WHAT THE TASK REQUIRES:
From the entries below, copy every line where the string "disclose" appears.

DATASET ENTRIES:
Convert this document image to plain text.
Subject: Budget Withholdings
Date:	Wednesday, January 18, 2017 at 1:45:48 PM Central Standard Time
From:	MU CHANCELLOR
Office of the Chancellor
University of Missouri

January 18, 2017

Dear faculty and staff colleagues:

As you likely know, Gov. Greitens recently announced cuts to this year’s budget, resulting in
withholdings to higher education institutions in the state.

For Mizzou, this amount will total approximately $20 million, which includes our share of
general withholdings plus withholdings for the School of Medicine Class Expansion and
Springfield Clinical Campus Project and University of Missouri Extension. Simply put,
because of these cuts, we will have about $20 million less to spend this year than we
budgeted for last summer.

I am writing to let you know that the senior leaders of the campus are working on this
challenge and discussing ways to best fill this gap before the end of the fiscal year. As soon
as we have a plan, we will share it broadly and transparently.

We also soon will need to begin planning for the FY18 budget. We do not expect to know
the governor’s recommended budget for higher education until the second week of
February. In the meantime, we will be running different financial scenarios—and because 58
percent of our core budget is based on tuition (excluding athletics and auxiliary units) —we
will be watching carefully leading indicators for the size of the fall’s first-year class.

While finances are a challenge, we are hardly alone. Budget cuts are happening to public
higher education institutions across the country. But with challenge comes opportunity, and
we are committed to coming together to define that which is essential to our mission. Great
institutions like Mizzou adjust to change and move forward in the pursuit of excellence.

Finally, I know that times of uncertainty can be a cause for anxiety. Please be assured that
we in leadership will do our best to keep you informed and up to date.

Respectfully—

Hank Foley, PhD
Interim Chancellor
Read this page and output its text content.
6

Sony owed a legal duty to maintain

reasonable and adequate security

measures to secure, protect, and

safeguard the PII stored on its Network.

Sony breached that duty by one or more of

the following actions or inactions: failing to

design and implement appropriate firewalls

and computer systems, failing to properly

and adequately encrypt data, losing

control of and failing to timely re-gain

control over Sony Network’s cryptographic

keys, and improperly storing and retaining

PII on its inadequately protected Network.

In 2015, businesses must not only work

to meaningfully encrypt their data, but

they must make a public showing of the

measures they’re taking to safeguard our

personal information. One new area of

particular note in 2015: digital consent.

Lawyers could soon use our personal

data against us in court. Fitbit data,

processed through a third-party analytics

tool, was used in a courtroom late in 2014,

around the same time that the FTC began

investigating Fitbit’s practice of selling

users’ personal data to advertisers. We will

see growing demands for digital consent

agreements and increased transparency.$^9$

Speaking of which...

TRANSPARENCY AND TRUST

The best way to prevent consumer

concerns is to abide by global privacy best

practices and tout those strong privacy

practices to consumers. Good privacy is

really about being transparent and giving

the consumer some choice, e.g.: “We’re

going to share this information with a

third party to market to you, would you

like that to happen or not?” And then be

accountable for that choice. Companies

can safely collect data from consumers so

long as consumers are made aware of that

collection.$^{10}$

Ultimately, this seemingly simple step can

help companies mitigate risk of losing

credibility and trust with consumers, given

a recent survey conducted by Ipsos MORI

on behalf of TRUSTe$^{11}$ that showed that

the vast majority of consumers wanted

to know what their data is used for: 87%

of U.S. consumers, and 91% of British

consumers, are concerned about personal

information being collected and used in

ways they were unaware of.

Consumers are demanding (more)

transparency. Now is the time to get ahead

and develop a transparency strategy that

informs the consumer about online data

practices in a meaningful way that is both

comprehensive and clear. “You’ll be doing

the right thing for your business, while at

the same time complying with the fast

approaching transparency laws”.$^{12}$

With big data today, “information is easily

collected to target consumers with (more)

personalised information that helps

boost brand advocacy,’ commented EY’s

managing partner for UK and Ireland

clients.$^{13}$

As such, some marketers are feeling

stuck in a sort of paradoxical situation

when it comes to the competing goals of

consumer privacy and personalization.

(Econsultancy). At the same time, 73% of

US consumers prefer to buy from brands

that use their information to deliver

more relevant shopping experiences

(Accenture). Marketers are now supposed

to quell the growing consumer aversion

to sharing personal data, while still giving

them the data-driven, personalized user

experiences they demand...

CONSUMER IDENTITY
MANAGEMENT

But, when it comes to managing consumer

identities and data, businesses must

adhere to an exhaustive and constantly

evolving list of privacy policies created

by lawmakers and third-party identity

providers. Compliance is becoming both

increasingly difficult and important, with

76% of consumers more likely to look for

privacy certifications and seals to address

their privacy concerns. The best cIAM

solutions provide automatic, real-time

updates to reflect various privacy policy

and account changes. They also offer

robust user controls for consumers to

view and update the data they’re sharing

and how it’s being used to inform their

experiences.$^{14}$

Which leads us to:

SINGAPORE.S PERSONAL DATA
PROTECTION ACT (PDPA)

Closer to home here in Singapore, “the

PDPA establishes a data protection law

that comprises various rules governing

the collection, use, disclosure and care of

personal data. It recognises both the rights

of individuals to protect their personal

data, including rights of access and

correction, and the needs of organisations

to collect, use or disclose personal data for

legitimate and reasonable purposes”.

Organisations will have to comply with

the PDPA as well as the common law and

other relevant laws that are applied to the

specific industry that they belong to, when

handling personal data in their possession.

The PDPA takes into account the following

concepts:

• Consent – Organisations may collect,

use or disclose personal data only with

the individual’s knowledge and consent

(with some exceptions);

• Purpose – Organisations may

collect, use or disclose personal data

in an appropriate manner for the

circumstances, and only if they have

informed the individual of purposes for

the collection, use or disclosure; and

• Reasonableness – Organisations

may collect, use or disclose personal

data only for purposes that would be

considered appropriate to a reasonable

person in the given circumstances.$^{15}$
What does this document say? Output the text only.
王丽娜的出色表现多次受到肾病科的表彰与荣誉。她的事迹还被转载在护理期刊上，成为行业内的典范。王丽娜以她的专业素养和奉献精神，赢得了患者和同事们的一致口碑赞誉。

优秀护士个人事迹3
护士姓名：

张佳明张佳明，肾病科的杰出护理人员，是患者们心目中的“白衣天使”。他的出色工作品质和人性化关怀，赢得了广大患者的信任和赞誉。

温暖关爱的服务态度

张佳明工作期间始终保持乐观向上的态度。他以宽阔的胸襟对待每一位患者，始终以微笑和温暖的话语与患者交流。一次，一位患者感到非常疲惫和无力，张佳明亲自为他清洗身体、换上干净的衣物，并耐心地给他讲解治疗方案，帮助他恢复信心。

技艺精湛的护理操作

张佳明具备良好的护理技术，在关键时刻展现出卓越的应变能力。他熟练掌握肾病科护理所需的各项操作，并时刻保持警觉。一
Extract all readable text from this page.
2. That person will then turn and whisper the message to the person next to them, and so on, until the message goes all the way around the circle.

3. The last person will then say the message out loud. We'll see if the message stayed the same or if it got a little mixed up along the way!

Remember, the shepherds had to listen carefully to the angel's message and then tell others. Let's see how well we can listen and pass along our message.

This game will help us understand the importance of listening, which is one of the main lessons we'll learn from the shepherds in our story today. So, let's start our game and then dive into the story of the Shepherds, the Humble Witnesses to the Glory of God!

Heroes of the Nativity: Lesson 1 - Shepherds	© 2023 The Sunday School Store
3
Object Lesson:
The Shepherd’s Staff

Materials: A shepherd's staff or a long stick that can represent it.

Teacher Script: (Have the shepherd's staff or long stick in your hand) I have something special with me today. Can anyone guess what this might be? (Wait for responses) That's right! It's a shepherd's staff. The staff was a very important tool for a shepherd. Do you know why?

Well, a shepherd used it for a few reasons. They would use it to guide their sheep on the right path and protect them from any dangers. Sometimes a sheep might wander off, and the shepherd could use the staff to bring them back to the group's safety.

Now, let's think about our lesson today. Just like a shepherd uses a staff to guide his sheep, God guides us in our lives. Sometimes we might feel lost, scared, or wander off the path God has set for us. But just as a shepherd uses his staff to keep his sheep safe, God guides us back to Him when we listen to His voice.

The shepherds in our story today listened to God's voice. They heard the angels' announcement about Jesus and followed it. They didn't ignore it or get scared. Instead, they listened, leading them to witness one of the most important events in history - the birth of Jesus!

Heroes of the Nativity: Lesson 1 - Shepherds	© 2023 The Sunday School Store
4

SOLUTION TO THIS EXERCISE:
to collect, use or disclose personal data for
use or disclose personal data only with
collect, use or disclose personal data
may collect, use or disclose personal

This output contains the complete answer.